Copy out all lines with the word "Klippe" in them.

# START OF Supplied records

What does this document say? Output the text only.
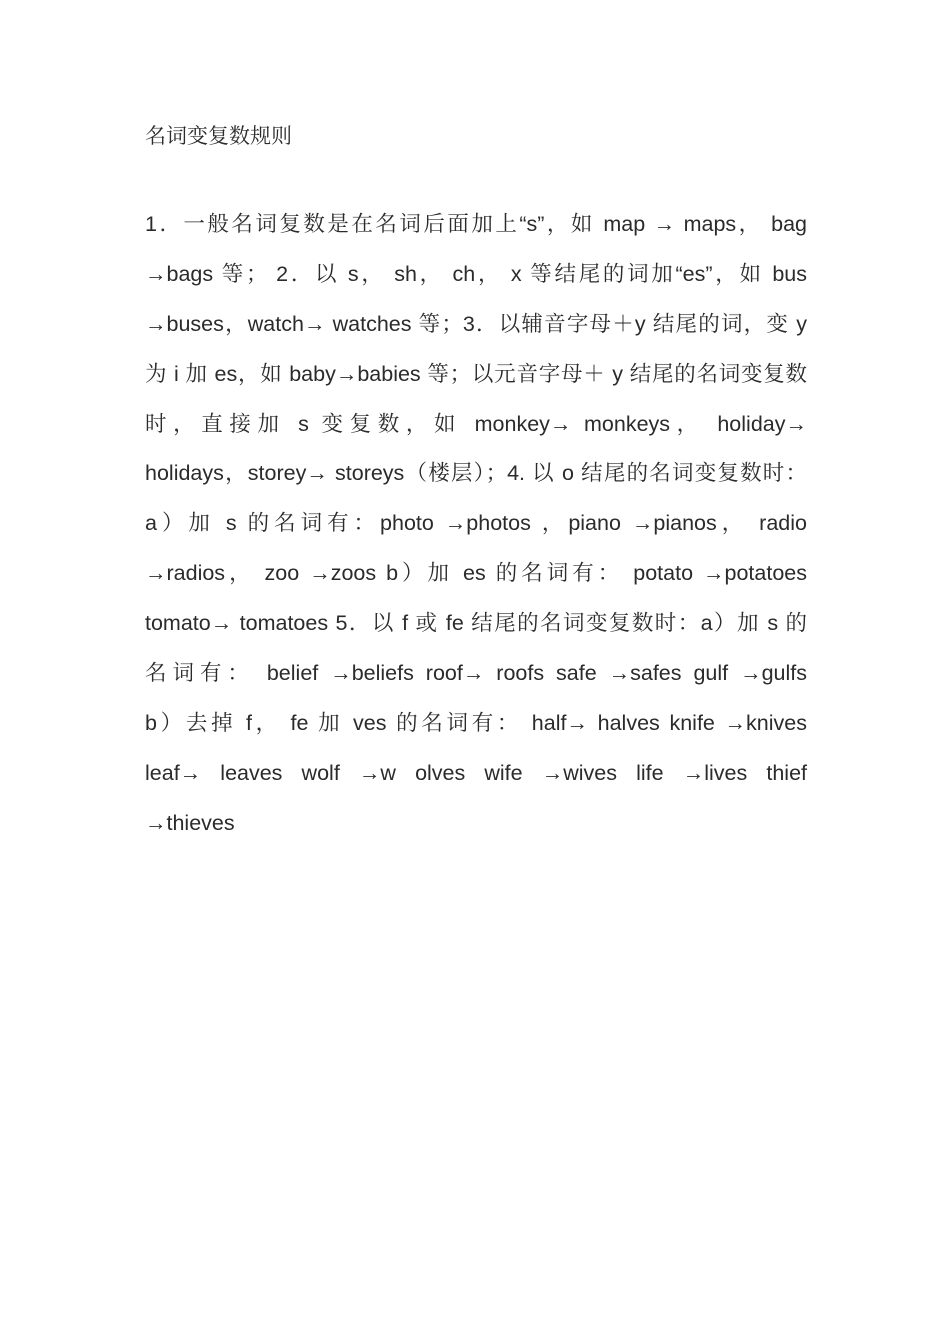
名词变复数规则
1．一般名词复数是在名词后面加上“s”，如 map → maps， bag
→bags 等； 2．以 s， sh， ch， x 等结尾的词加“es”，如 bus
→buses，watch→ watches 等；3．以辅音字母＋y 结尾的词，变 y
为 i 加 es，如 baby→babies 等；以元音字母＋ y 结尾的名词变复数
时，直接加 s 变复数，如 monkey→ monkeys， holiday→
holidays，storey→ storeys（楼层）；4. 以 o 结尾的名词变复数时：
a）加 s 的名词有：photo →photos ，piano →pianos， radio
→radios， zoo →zoos b）加 es 的名词有： potato →potatoes
tomato→ tomatoes 5．以 f 或 fe 结尾的名词变复数时：a）加 s 的
名词有： belief →beliefs roof→ roofs safe →safes gulf →gulfs
b）去掉 f， fe 加 ves 的名词有： half→ halves knife →knives
leaf→ leaves wolf →w olves wife →wives life →lives thief
→thieves
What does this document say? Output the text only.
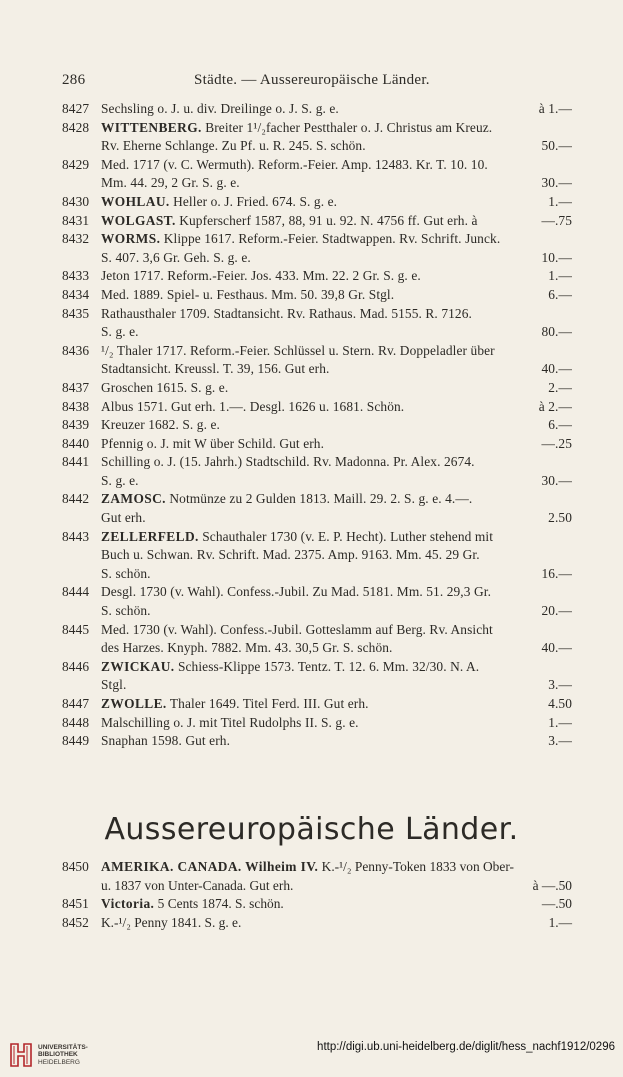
286	Städte. — Aussereuropäische Länder.
8427 Sechsling o. J. u. div. Dreilinge o. J. S. g. e.	à 1.—
8428 WITTENBERG. Breiter 1¹/₂facher Pestthaler o. J. Christus am Kreuz.
Rv. Eherne Schlange. Zu Pf. u. R. 245. S. schön.	50.—
8429 Med. 1717 (v. C. Wermuth). Reform.-Feier. Amp. 12483. Kr. T. 10. 10.
Mm. 44. 29, 2 Gr. S. g. e.	30.—
8430 WOHLAU. Heller o. J. Fried. 674. S. g. e.	1.—
8431 WOLGAST. Kupferscherf 1587, 88, 91 u. 92. N. 4756 ff. Gut erh. à	—.75
8432 WORMS. Klippe 1617. Reform.-Feier. Stadtwappen. Rv. Schrift. Junck.
S. 407. 3,6 Gr. Geh. S. g. e.	10.—
8433 Jeton 1717. Reform.-Feier. Jos. 433. Mm. 22. 2 Gr. S. g. e.	1.—
8434 Med. 1889. Spiel- u. Festhaus. Mm. 50. 39,8 Gr. Stgl.	6.—
8435 Rathausthaler 1709. Stadtansicht. Rv. Rathaus. Mad. 5155. R. 7126.
S. g. e.	80.—
8436 ¹/₂ Thaler 1717. Reform.-Feier. Schlüssel u. Stern. Rv. Doppeladler über
Stadtansicht. Kreussl. T. 39, 156. Gut erh.	40.—
8437 Groschen 1615. S. g. e.	2.—
8438 Albus 1571. Gut erh. 1.—. Desgl. 1626 u. 1681. Schön.	à 2.—
8439 Kreuzer 1682. S. g. e.	6.—
8440 Pfennig o. J. mit W über Schild. Gut erh.	—.25
8441 Schilling o. J. (15. Jahrh.) Stadtschild. Rv. Madonna. Pr. Alex. 2674.
S. g. e.	30.—
8442 ZAMOSC. Notmünze zu 2 Gulden 1813. Maill. 29. 2. S. g. e. 4.—.
Gut erh.	2.50
8443 ZELLERFELD. Schauthaler 1730 (v. E. P. Hecht). Luther stehend mit
Buch u. Schwan. Rv. Schrift. Mad. 2375. Amp. 9163. Mm. 45. 29 Gr.
S. schön.	16.—
8444 Desgl. 1730 (v. Wahl). Confess.-Jubil. Zu Mad. 5181. Mm. 51. 29,3 Gr.
S. schön.	20.—
8445 Med. 1730 (v. Wahl). Confess.-Jubil. Gotteslamm auf Berg. Rv. Ansicht
des Harzes. Knyph. 7882. Mm. 43. 30,5 Gr. S. schön.	40.—
8446 ZWICKAU. Schiess-Klippe 1573. Tentz. T. 12. 6. Mm. 32/30. N. A.
Stgl.	3.—
8447 ZWOLLE. Thaler 1649. Titel Ferd. III. Gut erh.	4.50
8448 Malschilling o. J. mit Titel Rudolphs II. S. g. e.	1.—
8449 Snaphan 1598. Gut erh.	3.—
Aussereuropäische Länder.
8450 AMERIKA. CANADA. Wilheim IV. K.-¹/₂ Penny-Token 1833 von Ober-
u. 1837 von Unter-Canada. Gut erh.	à —.50
8451 Victoria. 5 Cents 1874. S. schön.	—.50
8452 K.-¹/₂ Penny 1841. S. g. e.	1.—
UNIVERSITÄTS-
BIBLIOTHEK
HEIDELBERG
http://digi.ub.uni-heidelberg.de/diglit/hess_nachf1912/0296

# END OF Supplied records

Response for this exercise:
8432 WORMS. Klippe 1617. Reform.-Feier. Stadtwappen. Rv. Schrift. Junck.
8446 ZWICKAU. Schiess-Klippe 1573. Tentz. T. 12. 6. Mm. 32/30. N. A.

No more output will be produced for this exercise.